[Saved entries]
○ ○ ○ ○

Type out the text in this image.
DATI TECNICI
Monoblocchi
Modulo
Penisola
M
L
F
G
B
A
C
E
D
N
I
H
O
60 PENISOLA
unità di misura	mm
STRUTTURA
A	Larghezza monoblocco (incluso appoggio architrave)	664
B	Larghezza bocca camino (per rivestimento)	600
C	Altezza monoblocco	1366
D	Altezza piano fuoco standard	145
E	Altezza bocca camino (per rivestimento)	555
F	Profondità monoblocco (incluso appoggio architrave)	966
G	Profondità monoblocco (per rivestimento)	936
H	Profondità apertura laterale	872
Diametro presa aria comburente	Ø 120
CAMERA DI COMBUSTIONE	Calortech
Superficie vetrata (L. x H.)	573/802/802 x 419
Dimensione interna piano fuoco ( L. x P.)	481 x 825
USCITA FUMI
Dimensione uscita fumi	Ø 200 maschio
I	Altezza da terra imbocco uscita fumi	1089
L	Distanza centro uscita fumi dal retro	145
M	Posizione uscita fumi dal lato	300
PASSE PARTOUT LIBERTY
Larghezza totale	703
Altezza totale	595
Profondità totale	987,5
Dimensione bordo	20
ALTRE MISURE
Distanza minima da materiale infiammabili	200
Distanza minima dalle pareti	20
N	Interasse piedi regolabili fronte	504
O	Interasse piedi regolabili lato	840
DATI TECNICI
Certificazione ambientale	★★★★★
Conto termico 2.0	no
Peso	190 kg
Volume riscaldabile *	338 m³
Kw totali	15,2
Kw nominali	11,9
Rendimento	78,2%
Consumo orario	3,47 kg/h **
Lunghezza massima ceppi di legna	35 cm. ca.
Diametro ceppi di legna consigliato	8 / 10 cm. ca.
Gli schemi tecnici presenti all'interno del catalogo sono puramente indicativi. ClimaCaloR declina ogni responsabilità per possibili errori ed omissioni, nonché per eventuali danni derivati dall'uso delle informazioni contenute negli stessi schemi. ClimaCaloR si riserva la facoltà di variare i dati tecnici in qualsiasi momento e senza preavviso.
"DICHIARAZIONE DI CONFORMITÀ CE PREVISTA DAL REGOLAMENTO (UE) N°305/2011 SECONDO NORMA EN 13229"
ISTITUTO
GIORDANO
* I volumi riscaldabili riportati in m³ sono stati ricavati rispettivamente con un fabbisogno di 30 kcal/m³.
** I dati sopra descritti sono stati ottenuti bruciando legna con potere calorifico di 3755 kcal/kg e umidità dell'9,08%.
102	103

○ ○ ○ ○

[Stated exercise]
From the listing above, pick out each line where the word "fuoco" appears.

[Task answer]
D	Altezza piano fuoco standard	145
Dimensione interna piano fuoco ( L. x P.)	481 x 825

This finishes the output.